Find the lines with the string "Post" and return them.

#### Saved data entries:
---

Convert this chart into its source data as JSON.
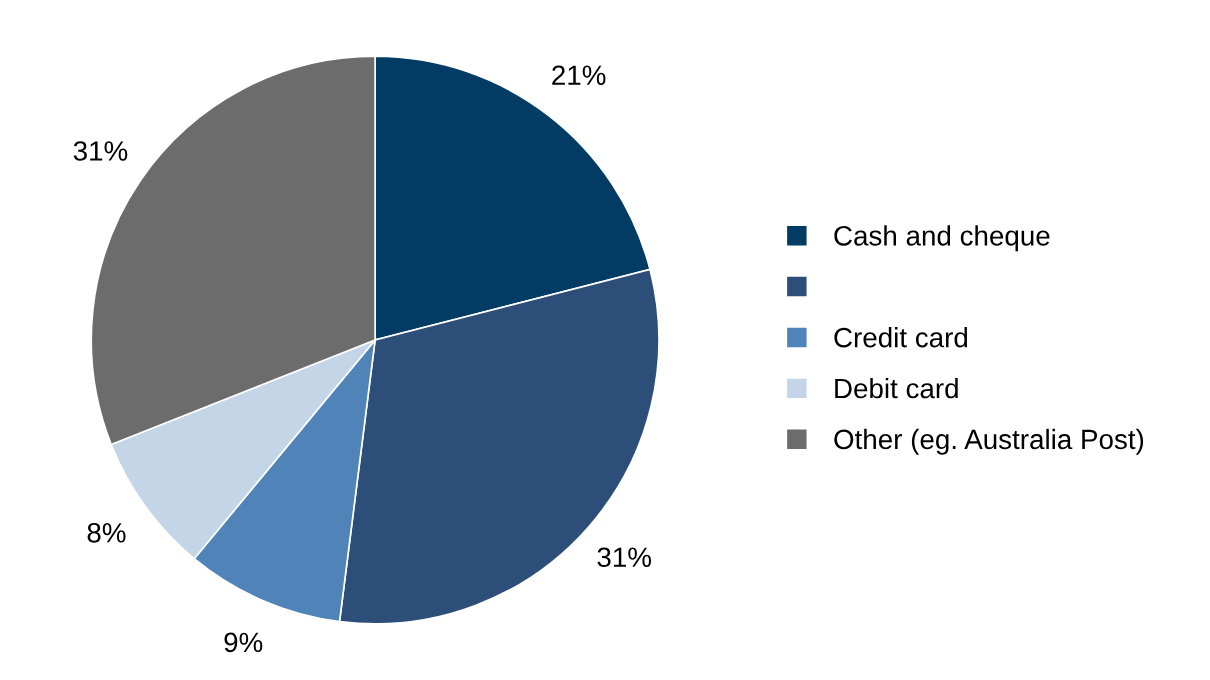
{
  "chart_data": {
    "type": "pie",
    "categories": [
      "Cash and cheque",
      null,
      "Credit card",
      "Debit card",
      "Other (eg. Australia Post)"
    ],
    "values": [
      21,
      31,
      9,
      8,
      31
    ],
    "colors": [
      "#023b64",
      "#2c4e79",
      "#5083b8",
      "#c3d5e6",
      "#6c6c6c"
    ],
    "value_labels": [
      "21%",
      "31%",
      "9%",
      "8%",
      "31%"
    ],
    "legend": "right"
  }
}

---

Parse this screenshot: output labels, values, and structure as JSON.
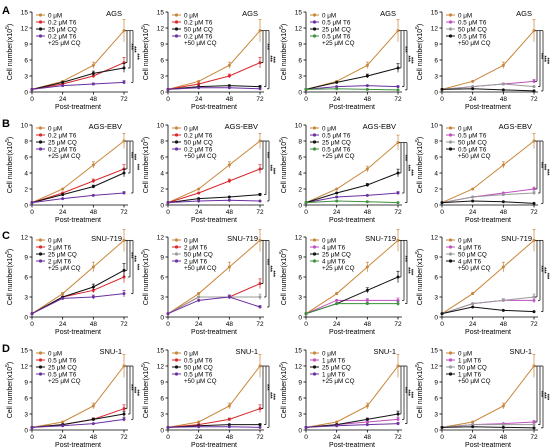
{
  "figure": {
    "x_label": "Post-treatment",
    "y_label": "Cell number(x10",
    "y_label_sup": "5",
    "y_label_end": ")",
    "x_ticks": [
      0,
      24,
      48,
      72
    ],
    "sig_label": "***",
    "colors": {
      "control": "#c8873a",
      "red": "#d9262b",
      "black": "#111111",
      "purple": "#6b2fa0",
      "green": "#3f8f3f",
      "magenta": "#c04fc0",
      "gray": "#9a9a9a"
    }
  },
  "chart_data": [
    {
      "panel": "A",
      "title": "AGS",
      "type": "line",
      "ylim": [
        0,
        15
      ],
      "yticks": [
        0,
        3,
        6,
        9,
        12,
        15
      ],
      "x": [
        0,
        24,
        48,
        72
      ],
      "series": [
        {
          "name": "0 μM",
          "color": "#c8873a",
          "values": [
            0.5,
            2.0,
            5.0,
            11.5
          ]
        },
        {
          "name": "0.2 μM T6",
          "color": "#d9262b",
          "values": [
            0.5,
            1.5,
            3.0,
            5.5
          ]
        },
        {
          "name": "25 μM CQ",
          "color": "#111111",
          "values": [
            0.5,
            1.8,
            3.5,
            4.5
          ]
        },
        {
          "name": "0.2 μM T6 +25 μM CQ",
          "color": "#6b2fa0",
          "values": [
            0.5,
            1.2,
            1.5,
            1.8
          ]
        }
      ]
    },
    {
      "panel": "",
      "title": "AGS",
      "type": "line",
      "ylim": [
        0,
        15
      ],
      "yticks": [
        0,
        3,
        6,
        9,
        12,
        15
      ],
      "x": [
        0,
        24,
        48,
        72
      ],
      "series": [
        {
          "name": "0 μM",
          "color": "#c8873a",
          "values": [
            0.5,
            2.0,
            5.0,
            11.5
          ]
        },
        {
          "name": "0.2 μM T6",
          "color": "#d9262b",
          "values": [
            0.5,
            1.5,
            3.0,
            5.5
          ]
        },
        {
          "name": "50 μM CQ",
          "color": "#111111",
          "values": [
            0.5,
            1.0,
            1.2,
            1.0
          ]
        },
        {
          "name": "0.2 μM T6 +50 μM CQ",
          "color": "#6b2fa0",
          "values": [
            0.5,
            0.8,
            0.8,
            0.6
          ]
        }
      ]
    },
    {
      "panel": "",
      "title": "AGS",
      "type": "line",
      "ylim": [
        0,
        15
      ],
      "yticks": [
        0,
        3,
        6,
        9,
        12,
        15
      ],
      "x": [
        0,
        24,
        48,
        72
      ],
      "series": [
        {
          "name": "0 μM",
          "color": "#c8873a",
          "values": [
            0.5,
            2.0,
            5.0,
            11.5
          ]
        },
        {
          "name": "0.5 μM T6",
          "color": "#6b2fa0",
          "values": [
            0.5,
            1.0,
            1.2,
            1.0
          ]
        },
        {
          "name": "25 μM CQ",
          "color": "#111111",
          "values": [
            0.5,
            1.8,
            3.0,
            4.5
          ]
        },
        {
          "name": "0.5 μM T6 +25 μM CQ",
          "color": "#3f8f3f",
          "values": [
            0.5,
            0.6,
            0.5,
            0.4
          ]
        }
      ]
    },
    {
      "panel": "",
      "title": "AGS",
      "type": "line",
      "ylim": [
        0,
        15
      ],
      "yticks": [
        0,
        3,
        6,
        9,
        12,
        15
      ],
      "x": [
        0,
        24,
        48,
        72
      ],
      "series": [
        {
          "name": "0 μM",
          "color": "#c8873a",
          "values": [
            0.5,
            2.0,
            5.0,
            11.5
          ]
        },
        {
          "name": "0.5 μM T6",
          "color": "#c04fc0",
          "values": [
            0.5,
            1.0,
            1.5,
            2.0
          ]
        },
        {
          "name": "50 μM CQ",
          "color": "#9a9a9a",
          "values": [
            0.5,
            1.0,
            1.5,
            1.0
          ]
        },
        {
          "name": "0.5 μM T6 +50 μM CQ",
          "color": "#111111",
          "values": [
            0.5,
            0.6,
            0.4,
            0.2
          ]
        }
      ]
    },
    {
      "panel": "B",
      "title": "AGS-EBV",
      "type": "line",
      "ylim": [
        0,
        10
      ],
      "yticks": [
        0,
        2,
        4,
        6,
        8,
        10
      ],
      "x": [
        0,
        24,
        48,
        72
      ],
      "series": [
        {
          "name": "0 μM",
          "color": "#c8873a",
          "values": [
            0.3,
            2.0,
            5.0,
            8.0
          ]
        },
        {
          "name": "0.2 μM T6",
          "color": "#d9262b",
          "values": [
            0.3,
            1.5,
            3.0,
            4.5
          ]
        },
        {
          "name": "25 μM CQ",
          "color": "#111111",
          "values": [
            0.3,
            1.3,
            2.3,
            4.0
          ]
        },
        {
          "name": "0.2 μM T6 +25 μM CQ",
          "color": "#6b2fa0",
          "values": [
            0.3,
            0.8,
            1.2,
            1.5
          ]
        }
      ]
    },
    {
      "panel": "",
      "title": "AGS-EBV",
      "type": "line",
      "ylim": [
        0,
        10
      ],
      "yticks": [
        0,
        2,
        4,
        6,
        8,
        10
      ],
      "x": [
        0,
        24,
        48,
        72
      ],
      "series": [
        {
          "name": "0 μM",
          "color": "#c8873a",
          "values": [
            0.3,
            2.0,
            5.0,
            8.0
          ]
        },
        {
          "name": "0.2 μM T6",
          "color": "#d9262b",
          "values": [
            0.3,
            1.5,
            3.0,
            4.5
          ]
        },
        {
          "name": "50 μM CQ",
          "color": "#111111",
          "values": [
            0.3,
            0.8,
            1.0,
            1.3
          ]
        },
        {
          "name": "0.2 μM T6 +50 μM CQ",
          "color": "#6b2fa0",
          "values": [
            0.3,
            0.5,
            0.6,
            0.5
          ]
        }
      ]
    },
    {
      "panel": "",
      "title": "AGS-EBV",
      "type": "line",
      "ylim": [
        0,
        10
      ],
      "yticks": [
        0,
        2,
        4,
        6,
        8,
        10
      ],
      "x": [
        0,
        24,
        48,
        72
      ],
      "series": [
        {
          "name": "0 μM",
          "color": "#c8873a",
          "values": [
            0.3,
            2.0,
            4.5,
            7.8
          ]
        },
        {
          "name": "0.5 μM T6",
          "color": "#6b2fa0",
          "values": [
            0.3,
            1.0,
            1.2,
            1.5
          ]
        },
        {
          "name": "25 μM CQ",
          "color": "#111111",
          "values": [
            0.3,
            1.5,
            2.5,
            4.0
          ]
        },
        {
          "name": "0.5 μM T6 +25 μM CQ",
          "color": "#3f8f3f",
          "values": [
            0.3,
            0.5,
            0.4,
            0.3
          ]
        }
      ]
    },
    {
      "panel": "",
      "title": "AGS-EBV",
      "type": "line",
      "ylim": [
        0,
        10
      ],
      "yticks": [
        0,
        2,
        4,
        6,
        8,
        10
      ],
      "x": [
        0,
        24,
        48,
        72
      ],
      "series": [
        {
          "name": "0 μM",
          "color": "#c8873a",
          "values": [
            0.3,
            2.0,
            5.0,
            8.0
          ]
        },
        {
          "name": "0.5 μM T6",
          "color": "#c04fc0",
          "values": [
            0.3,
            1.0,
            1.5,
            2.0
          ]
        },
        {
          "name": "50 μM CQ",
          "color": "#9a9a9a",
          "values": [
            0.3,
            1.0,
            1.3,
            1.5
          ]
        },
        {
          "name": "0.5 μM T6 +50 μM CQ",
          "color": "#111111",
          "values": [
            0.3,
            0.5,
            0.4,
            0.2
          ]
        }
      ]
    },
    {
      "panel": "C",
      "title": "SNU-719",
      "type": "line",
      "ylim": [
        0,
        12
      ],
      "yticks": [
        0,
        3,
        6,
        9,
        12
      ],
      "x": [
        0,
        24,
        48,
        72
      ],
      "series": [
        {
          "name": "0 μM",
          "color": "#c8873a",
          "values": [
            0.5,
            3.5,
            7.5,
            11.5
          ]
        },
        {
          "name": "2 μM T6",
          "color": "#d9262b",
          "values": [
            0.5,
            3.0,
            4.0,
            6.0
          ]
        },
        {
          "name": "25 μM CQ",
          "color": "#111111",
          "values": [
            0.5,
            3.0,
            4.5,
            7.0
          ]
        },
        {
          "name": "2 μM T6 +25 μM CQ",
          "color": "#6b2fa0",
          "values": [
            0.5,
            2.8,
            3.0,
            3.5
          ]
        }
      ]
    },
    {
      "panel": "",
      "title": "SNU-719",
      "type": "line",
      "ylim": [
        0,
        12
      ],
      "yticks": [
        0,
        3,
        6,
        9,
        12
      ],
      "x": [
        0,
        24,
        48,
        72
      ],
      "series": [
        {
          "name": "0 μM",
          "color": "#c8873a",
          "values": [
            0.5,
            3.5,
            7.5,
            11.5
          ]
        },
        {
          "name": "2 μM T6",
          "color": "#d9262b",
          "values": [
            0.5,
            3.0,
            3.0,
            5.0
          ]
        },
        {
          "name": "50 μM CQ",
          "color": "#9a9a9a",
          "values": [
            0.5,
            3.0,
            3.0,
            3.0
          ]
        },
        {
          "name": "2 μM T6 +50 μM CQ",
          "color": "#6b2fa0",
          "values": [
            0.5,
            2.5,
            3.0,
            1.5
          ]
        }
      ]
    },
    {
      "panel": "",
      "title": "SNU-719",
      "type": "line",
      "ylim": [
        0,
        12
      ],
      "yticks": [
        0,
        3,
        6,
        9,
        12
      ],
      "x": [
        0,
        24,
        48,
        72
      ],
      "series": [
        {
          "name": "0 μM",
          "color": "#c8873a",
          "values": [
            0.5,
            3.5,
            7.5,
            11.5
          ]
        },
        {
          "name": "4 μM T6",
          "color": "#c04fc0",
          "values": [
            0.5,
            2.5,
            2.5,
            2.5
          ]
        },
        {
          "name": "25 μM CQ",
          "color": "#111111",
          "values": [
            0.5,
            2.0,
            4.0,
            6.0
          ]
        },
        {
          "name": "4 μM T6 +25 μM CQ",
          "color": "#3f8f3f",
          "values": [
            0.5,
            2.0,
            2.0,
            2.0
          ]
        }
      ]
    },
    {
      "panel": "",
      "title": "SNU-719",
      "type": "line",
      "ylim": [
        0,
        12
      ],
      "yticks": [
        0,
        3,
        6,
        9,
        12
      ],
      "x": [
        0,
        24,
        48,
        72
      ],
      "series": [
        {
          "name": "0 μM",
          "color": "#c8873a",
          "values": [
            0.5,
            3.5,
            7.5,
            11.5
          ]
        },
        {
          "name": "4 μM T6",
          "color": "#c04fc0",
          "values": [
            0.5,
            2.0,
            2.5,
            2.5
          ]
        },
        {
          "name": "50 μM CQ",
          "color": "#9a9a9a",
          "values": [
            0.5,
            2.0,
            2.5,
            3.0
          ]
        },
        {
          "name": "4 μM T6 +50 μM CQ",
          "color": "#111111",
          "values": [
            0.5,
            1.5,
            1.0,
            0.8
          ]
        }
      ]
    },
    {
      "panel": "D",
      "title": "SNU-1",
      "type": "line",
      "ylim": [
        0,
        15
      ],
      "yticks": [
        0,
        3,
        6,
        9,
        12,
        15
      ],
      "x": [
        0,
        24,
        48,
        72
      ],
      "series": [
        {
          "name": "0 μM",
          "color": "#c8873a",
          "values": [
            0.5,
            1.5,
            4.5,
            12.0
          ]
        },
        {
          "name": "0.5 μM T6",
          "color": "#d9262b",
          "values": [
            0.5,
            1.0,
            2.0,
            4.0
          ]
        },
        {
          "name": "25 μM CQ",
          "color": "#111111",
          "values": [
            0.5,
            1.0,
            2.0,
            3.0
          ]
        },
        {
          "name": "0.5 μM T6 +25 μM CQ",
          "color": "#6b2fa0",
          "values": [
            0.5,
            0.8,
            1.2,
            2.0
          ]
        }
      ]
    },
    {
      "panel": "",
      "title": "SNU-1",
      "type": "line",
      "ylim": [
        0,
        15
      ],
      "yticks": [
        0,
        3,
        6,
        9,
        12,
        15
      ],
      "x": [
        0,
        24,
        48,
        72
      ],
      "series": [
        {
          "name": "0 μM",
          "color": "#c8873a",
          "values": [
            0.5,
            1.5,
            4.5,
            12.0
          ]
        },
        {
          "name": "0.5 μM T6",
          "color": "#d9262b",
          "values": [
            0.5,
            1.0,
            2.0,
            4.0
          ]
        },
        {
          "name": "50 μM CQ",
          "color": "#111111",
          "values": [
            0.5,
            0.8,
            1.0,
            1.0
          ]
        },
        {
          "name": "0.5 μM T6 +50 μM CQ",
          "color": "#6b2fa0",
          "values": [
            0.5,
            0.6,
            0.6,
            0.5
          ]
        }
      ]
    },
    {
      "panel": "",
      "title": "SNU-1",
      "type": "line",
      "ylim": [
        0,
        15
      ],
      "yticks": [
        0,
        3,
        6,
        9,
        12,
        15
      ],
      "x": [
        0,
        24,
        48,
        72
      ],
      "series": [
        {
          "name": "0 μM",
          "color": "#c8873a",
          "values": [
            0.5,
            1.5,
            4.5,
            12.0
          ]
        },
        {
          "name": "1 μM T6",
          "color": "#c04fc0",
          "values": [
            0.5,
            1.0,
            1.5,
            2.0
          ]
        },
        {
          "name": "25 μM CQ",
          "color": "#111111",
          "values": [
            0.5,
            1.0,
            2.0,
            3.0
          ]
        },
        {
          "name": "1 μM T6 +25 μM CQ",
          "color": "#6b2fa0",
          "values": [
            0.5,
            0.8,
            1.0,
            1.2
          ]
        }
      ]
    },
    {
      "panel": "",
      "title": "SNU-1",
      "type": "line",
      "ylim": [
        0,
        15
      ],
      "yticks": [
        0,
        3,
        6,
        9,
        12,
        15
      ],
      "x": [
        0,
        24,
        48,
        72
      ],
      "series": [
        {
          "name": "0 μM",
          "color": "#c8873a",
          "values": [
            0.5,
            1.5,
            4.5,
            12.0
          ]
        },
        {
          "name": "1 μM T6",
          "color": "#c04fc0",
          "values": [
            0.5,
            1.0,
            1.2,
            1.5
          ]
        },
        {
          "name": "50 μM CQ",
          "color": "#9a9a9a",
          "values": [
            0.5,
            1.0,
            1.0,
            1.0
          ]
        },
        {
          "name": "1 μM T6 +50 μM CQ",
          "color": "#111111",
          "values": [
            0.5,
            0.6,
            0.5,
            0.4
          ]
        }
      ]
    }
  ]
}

---

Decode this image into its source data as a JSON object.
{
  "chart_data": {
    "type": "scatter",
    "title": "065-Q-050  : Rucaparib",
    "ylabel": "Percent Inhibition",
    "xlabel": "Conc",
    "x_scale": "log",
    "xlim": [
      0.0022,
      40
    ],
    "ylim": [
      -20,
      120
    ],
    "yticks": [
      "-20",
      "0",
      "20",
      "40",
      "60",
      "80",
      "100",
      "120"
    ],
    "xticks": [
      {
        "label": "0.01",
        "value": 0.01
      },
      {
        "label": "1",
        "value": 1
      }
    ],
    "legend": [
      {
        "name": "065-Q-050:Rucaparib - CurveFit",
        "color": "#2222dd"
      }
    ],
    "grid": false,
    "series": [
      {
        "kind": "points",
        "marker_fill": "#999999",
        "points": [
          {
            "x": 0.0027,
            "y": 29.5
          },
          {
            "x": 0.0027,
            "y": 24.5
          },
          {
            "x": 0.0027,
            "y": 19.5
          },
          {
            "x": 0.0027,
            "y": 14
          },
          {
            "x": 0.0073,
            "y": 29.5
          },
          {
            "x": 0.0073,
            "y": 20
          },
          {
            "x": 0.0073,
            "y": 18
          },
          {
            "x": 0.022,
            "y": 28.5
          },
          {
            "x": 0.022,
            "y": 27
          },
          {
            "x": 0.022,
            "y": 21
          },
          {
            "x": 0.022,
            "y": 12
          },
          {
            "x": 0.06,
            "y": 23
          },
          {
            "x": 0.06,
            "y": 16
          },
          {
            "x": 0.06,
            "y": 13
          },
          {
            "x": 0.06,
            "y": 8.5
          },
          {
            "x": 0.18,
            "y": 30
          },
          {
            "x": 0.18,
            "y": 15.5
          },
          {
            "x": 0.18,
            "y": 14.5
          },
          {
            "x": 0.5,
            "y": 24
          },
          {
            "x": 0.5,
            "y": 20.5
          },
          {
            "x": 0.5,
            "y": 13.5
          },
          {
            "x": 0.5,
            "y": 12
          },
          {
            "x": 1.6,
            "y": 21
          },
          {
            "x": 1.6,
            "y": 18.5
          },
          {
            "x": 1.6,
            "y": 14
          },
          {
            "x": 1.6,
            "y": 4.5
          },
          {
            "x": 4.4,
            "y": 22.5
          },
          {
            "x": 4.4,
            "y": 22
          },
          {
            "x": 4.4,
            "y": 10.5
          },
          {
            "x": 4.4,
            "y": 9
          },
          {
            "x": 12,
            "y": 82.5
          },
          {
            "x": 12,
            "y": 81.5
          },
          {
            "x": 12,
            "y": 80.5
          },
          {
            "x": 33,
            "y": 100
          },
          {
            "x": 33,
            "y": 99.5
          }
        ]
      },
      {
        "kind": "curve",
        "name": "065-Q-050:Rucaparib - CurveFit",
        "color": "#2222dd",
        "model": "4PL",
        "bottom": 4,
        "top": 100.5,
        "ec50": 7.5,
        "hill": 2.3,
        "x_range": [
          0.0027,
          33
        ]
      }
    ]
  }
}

---

#### SOLUTION TO THE EXERCISE:
      "Other (eg. Australia Post)"
    "x_label": "Post-treatment",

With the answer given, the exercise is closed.